### GIVEN REQUEST
Make a verbatim copy of the entries below; pictures stay out.

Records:
[BEGIN]

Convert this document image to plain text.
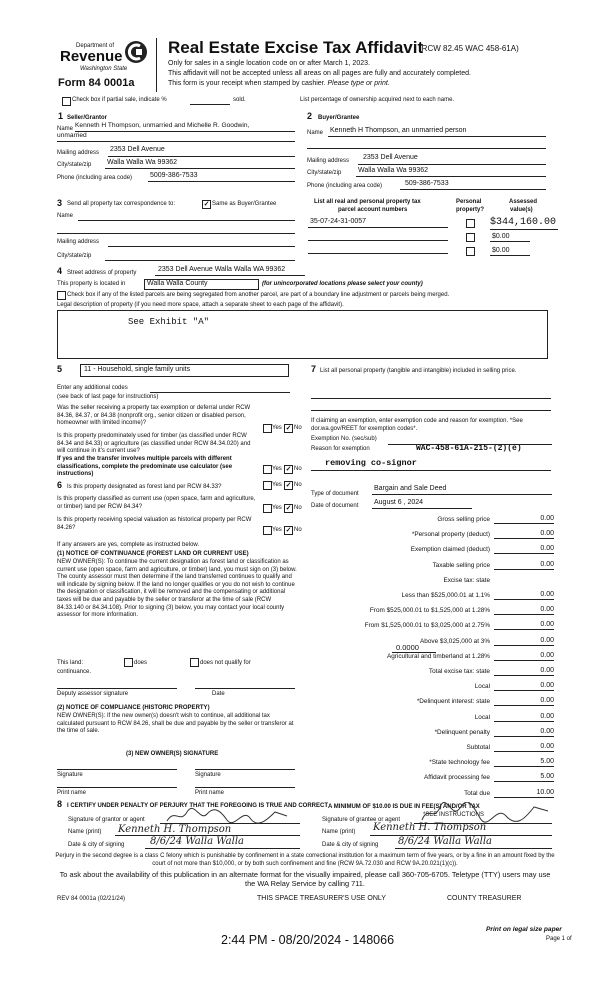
Department of
Revenue
Washington State
Form 84 0001a
Real Estate Excise Tax Affidavit
(RCW 82.45 WAC 458-61A)
Only for sales in a single location code on or after March 1, 2023.
This affidavit will not be accepted unless all areas on all pages are fully and accurately completed.
This form is your receipt when stamped by cashier. Please type or print.
Check box if partial sale, indicate %	sold.	List percentage of ownership acquired next to each name.
1 Seller/Grantor
Name Kenneth H Thompson, unmarried and Michelle R. Goodwin,
unmarried
Mailing address 2353 Dell Avenue
City/state/zip Walla Walla Wa 99362
Phone (including area code)	5009-386-7533
2 Buyer/Grantee
Name Kenneth H Thompson, an unmarried person
Mailing address 2353 Dell Avenue
City/state/zip Walla Walla Wa 99362
Phone (including area code)	509-386-7533
3 Send all property tax correspondence to:	✓ Same as Buyer/Grantee
Name
Mailing address
City/state/zip
List all real and personal property tax
parcel account numbers
Personal
property?
Assessed
value(s)
35-07-24-31-0057	$344,160.00
$0.00
$0.00
4 Street address of property	2353 Dell Avenue Walla Walla WA 99362
This property is located in	Walla Walla County	(for unincorporated locations please select your county)
Check box if any of the listed parcels are being segregated from another parcel, are part of a boundary line adjustment or parcels being merged.
Legal description of property (if you need more space, attach a separate sheet to each page of the affidavit).
See Exhibit "A"
5	11 - Household, single family units
Enter any additional codes
(see back of last page for instructions)
Was the seller receiving a property tax exemption or deferral under RCW 84.36, 84.37, or 84.38 (nonprofit org., senior citizen or disabled person, homeowner with limited income)?
Yes ✓ No
Is this property predominately used for timber (as classified under RCW 84.34 and 84.33) or agriculture (as classified under RCW 84.34.020) and will continue in it's current use?
If yes and the transfer involves multiple parcels with different classifications, complete the predominate use calculator (see instructions)
Yes ✓ No
6 Is this property designated as forest land per RCW 84.33?	Yes ✓ No
Is this property classified as current use (open space, farm and agriculture, or timber) land per RCW 84.34?	Yes ✓ No
Is this property receiving special valuation as historical property per RCW 84.26?	Yes ✓ No
If any answers are yes, complete as instructed below.
(1) NOTICE OF CONTINUANCE (FOREST LAND OR CURRENT USE)
NEW OWNER(S): To continue the current designation as forest land or classification as current use (open space, farm and agriculture, or timber) land, you must sign on (3) below. The county assessor must then determine if the land transferred continues to qualify and will indicate by signing below. If the land no longer qualifies or you do not wish to continue the designation or classification, it will be removed and the compensating or additional taxes will be due and payable by the seller or transferor at the time of sale (RCW 84.33.140 or 84.34.108). Prior to signing (3) below, you may contact your local county assessor for more information.
This land:	does	does not qualify for
continuance.
Deputy assessor signature	Date
(2) NOTICE OF COMPLIANCE (HISTORIC PROPERTY)
NEW OWNER(S): If the new owner(s) doesn't wish to continue, all additional tax calculated pursuant to RCW 84.26, shall be due and payable by the seller or transferor at the time of sale.
(3) NEW OWNER(S) SIGNATURE
Signature	Signature
Print name	Print name
7 List all personal property (tangible and intangible) included in selling price.
If claiming an exemption, enter exemption code and reason for exemption. *See dor.wa.gov/REET for exemption codes*.
Exemption No. (sec/sub)
Reason for exemption	WAC-458-61A-215-(2)(e)
removing co-signor
Type of document
Bargain and Sale Deed
Date of document August 6 , 2024
Gross selling price	0.00
*Personal property (deduct)	0.00
Exemption claimed (deduct)	0.00
Taxable selling price	0.00
Excise tax: state
Less than $525,000.01 at 1.1%	0.00
From $525,000.01 to $1,525,000 at 1.28%	0.00
From $1,525,000.01 to $3,025,000 at 2.75%	0.00
Above $3,025,000 at 3%	0.00
Agricultural and timberland at 1.28%	0.00
Total excise tax: state	0.00
Local	0.00
*Delinquent interest: state	0.00
Local	0.00
*Delinquent penalty	0.00
Subtotal	0.00
*State technology fee	5.00
Affidavit processing fee	5.00
Total due	10.00
0.0000
A MINIMUM OF $10.00 IS DUE IN FEE(S) AND/OR TAX
*SEE INSTRUCTIONS
8 I CERTIFY UNDER PENALTY OF PERJURY THAT THE FOREGOING IS TRUE AND CORRECT
Signature of grantor or agent
Name (print) Kenneth H. Thompson
Date & city of signing	8/6/24 Walla Walla
Signature of grantee or agent
Name (print) Kenneth H. Thompson
Date & city of signing 8/6/24 Walla Walla
Perjury in the second degree is a class C felony which is punishable by confinement in a state correctional institution for a maximum term of five years, or by a fine in an amount fixed by the court of not more than $10,000, or by both such confinement and fine (RCW 9A.72.030 and RCW 9A.20.021(1)(c)).
To ask about the availability of this publication in an alternate format for the visually impaired, please call 360-705-6705. Teletype (TTY) users may use the WA Relay Service by calling 711.
REV 84 0001a (02/21/24)	THIS SPACE TREASURER'S USE ONLY	COUNTY TREASURER
2:44 PM - 08/20/2024 - 148066
Print on legal size paper
Page 1 of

[END]

### SOLUTION
Convert this document image to plain text.
Department of
Revenue
Washington State
Form 84 0001a
Real Estate Excise Tax Affidavit
(RCW 82.45 WAC 458-61A)
Only for sales in a single location code on or after March 1, 2023.
This affidavit will not be accepted unless all areas on all pages are fully and accurately completed.
This form is your receipt when stamped by cashier. Please type or print.
Check box if partial sale, indicate %	sold.	List percentage of ownership acquired next to each name.
1 Seller/Grantor
Name Kenneth H Thompson, unmarried and Michelle R. Goodwin,
unmarried
Mailing address 2353 Dell Avenue
City/state/zip Walla Walla Wa 99362
Phone (including area code)	5009-386-7533
2 Buyer/Grantee
Name Kenneth H Thompson, an unmarried person
Mailing address 2353 Dell Avenue
City/state/zip Walla Walla Wa 99362
Phone (including area code)	509-386-7533
3 Send all property tax correspondence to:	✓ Same as Buyer/Grantee
Name
Mailing address
City/state/zip
List all real and personal property tax
parcel account numbers
Personal
property?
Assessed
value(s)
35-07-24-31-0057	$344,160.00
$0.00
$0.00
4 Street address of property	2353 Dell Avenue Walla Walla WA 99362
This property is located in	Walla Walla County	(for unincorporated locations please select your county)
Check box if any of the listed parcels are being segregated from another parcel, are part of a boundary line adjustment or parcels being merged.
Legal description of property (if you need more space, attach a separate sheet to each page of the affidavit).
See Exhibit "A"
5	11 - Household, single family units
Enter any additional codes
(see back of last page for instructions)
Was the seller receiving a property tax exemption or deferral under RCW 84.36, 84.37, or 84.38 (nonprofit org., senior citizen or disabled person, homeowner with limited income)?
Yes ✓ No
Is this property predominately used for timber (as classified under RCW 84.34 and 84.33) or agriculture (as classified under RCW 84.34.020) and will continue in it's current use?
If yes and the transfer involves multiple parcels with different classifications, complete the predominate use calculator (see instructions)
Yes ✓ No
6 Is this property designated as forest land per RCW 84.33?	Yes ✓ No
Is this property classified as current use (open space, farm and agriculture, or timber) land per RCW 84.34?	Yes ✓ No
Is this property receiving special valuation as historical property per RCW 84.26?	Yes ✓ No
If any answers are yes, complete as instructed below.
(1) NOTICE OF CONTINUANCE (FOREST LAND OR CURRENT USE)
NEW OWNER(S): To continue the current designation as forest land or classification as current use (open space, farm and agriculture, or timber) land, you must sign on (3) below. The county assessor must then determine if the land transferred continues to qualify and will indicate by signing below. If the land no longer qualifies or you do not wish to continue the designation or classification, it will be removed and the compensating or additional taxes will be due and payable by the seller or transferor at the time of sale (RCW 84.33.140 or 84.34.108). Prior to signing (3) below, you may contact your local county assessor for more information.
This land:	does	does not qualify for
continuance.
Deputy assessor signature	Date
(2) NOTICE OF COMPLIANCE (HISTORIC PROPERTY)
NEW OWNER(S): If the new owner(s) doesn't wish to continue, all additional tax calculated pursuant to RCW 84.26, shall be due and payable by the seller or transferor at the time of sale.
(3) NEW OWNER(S) SIGNATURE
Signature	Signature
Print name	Print name
7 List all personal property (tangible and intangible) included in selling price.
If claiming an exemption, enter exemption code and reason for exemption. *See dor.wa.gov/REET for exemption codes*.
Exemption No. (sec/sub)
Reason for exemption	WAC-458-61A-215-(2)(e)
removing co-signor
Type of document
Bargain and Sale Deed
Date of document August 6 , 2024
Gross selling price	0.00
*Personal property (deduct)	0.00
Exemption claimed (deduct)	0.00
Taxable selling price	0.00
Excise tax: state
Less than $525,000.01 at 1.1%	0.00
From $525,000.01 to $1,525,000 at 1.28%	0.00
From $1,525,000.01 to $3,025,000 at 2.75%	0.00
Above $3,025,000 at 3%	0.00
Agricultural and timberland at 1.28%	0.00
Total excise tax: state	0.00
Local	0.00
*Delinquent interest: state	0.00
Local	0.00
*Delinquent penalty	0.00
Subtotal	0.00
*State technology fee	5.00
Affidavit processing fee	5.00
Total due	10.00
0.0000
A MINIMUM OF $10.00 IS DUE IN FEE(S) AND/OR TAX
*SEE INSTRUCTIONS
8 I CERTIFY UNDER PENALTY OF PERJURY THAT THE FOREGOING IS TRUE AND CORRECT
Signature of grantor or agent
Name (print) Kenneth H. Thompson
Date & city of signing	8/6/24 Walla Walla
Signature of grantee or agent
Name (print) Kenneth H. Thompson
Date & city of signing 8/6/24 Walla Walla
Perjury in the second degree is a class C felony which is punishable by confinement in a state correctional institution for a maximum term of five years, or by a fine in an amount fixed by the court of not more than $10,000, or by both such confinement and fine (RCW 9A.72.030 and RCW 9A.20.021(1)(c)).
To ask about the availability of this publication in an alternate format for the visually impaired, please call 360-705-6705. Teletype (TTY) users may use the WA Relay Service by calling 711.
REV 84 0001a (02/21/24)	THIS SPACE TREASURER'S USE ONLY	COUNTY TREASURER
2:44 PM - 08/20/2024 - 148066
Print on legal size paper
Page 1 of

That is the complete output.